WRITTEN REQUEST A:
In the forum thread on combat models, what does Biddle's model treat as the primary determinant of success?

* * * * * * * * *

Many decades ago I used to play 4000AD, and at the time we thought the combat system was.... eccentric. Iirc we introduced a differential CRT. The larger side generally still won, but suffered some losses in doing so. I have to confess I remain deeply unconvinced by Lanchester as a model of combat for all sorts of reasons, Dupuy and Biddle have much to say on force ratios and combat outcomes, in fact Biddles model has relative combat competence as the primary determinant of success, based on operational experience in GW1, Iraq and Afghanistan. However some of my pals in the professional wargaming community tell me the Chinese are basing their autonomous drone combat tactics on Lanchester. So who knows.
ReplyDeleteMartin -
DeleteRelative combat competence - whatever that means - is surely a factor. But the 'p' factor, as I called it, can mean all sorts of things., and may be a very large number. A sniper with a rifle will cope with many times his numbers of people armed with sling shots.
I'm not sure that many insights will be available from enumerating the successes of the US and its friends in Iraq or Afghanistan - the technological edge was overwhelming, and how do you assess the numbers? Now, whatever failures the US and its allies experienced - that might well be very enlightening.

* * * * * * * * *

WRITTEN REQUEST B:
Copy the records below line for line, leaving out the pictures.

(Excerpts from a layout annotation set)
* * * * * * * * *

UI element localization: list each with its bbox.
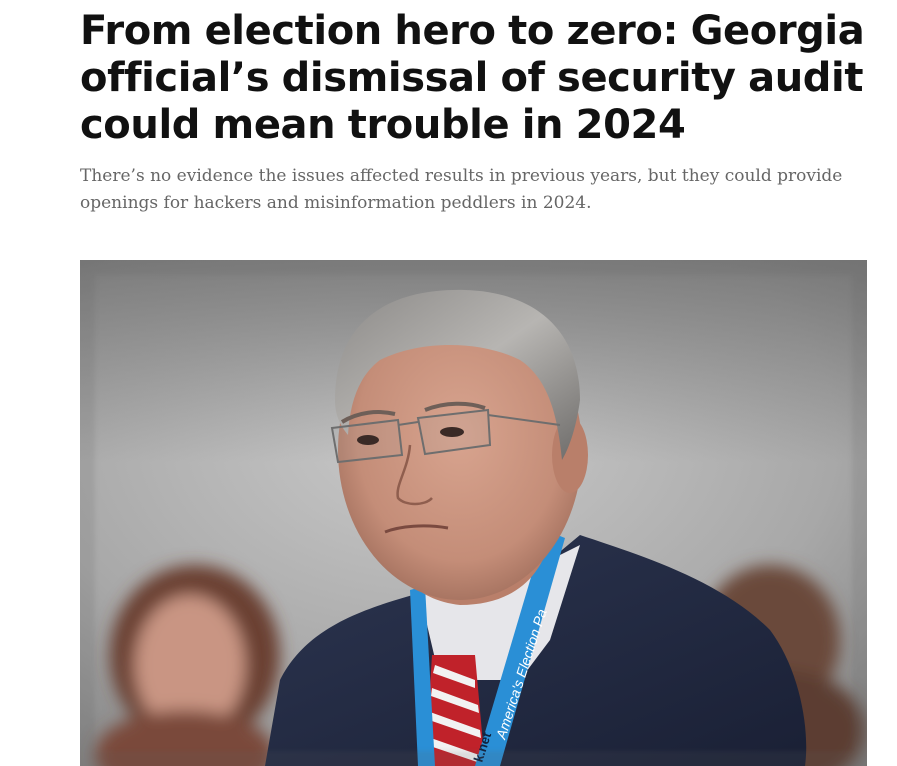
- article-headline: From election hero to zero: Georgia offi…: [80, 8, 865, 148]
- hero-photo: America's Election Pa k.net: [80, 260, 867, 766]
- article-dek: There’s no evidence the issues affected …: [80, 166, 843, 213]
- article-header: From election hero to zero: Georgia offi…: [80, 0, 867, 217]
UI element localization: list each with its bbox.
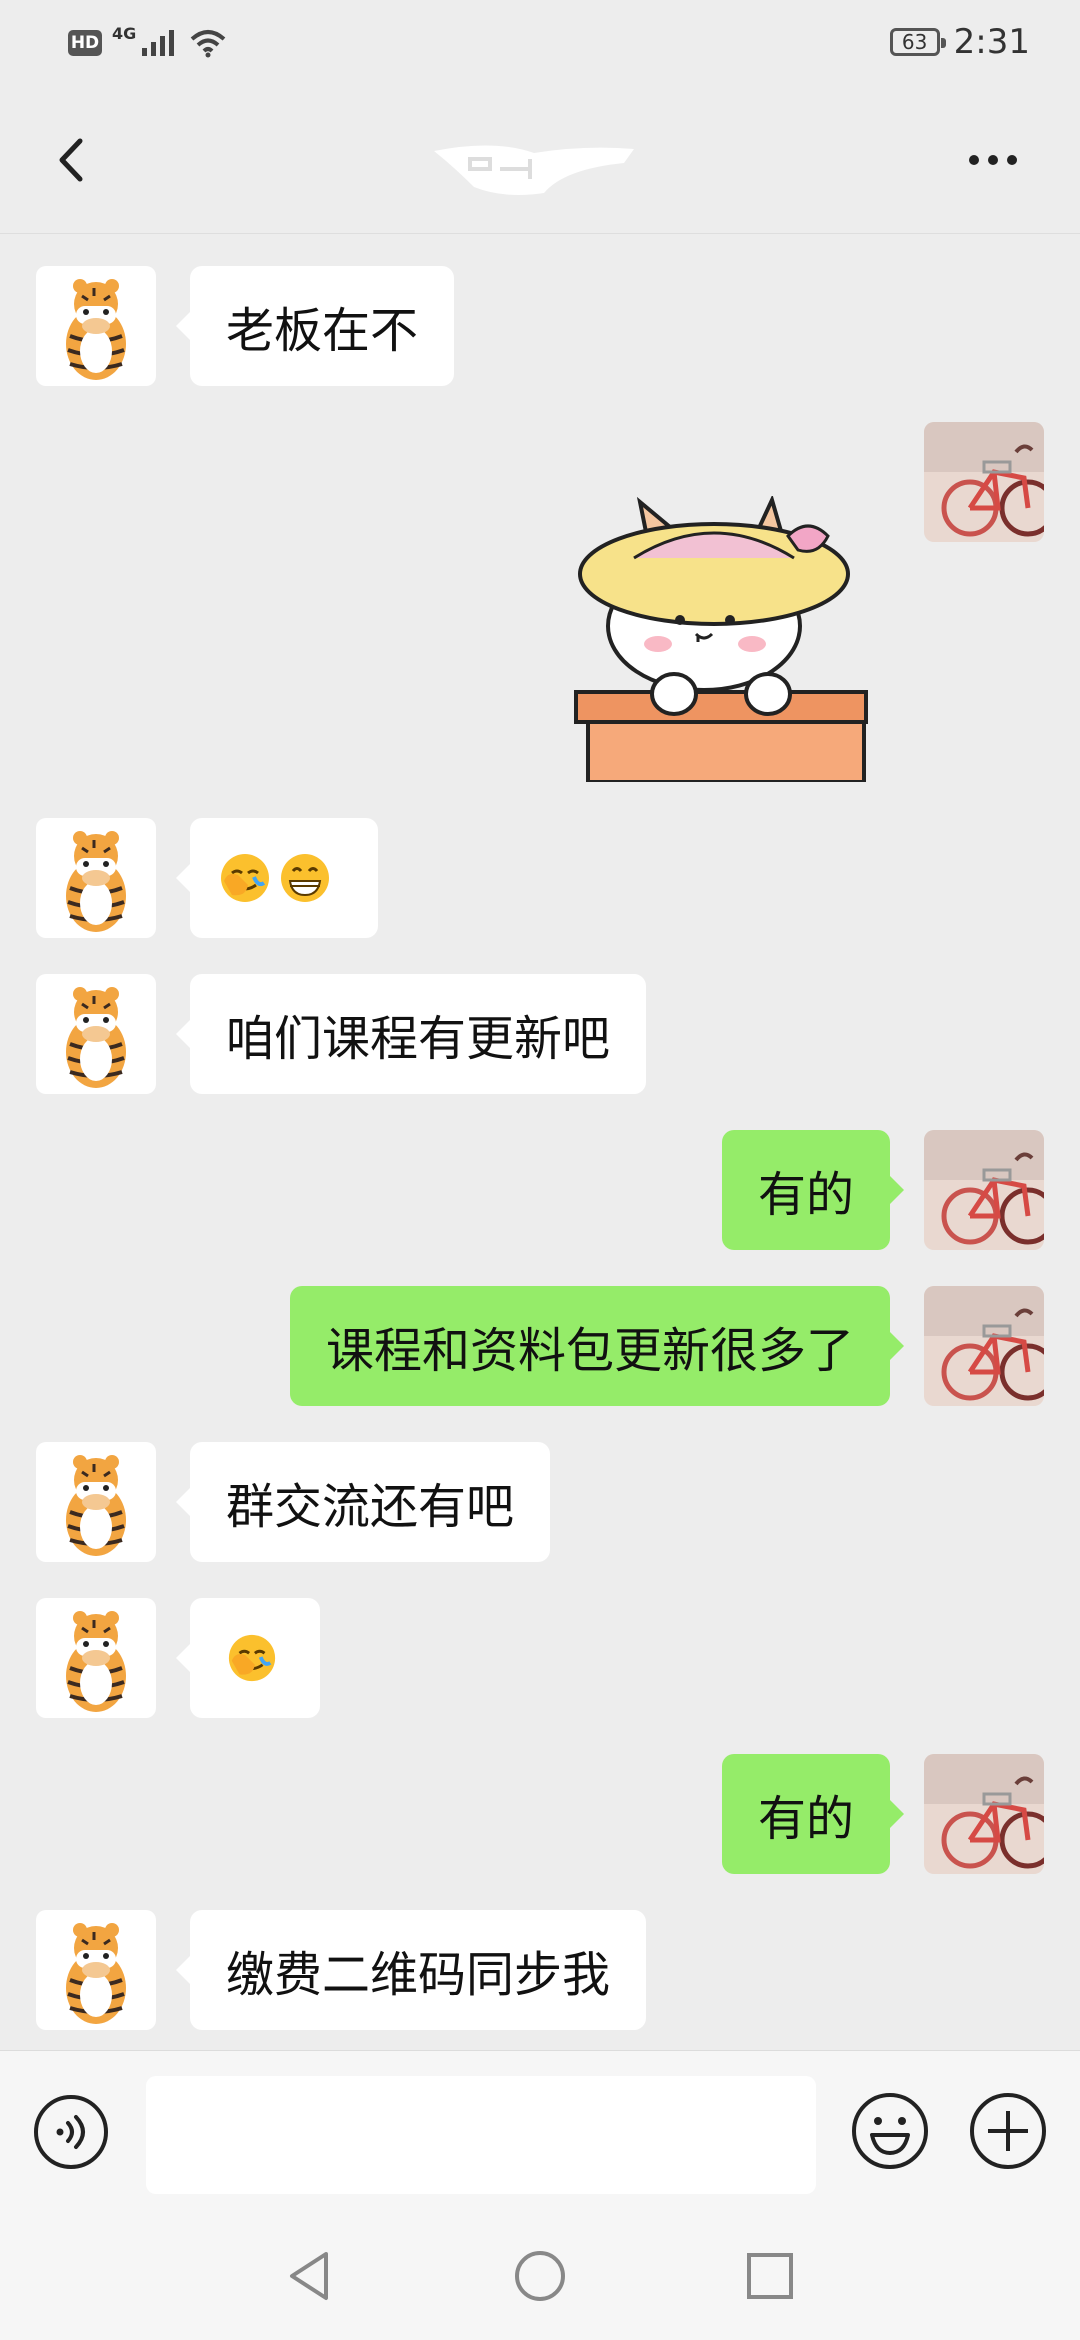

* * * * * * * * *

FINAL ANSWER A:
Relative combat competence.

FINAL ANSWER B:
UI element localization: list each with its bbox.
- article-headline: From election hero to zero: Georgia offi…: [80, 8, 865, 148]
- hero-photo: America's Election Pa k.net: [80, 260, 867, 766]
- article-dek: There’s no evidence the issues affected …: [80, 166, 843, 213]
- article-header: From election hero to zero: Georgia offi…: [80, 0, 867, 217]
UI element localization: list each with its bbox.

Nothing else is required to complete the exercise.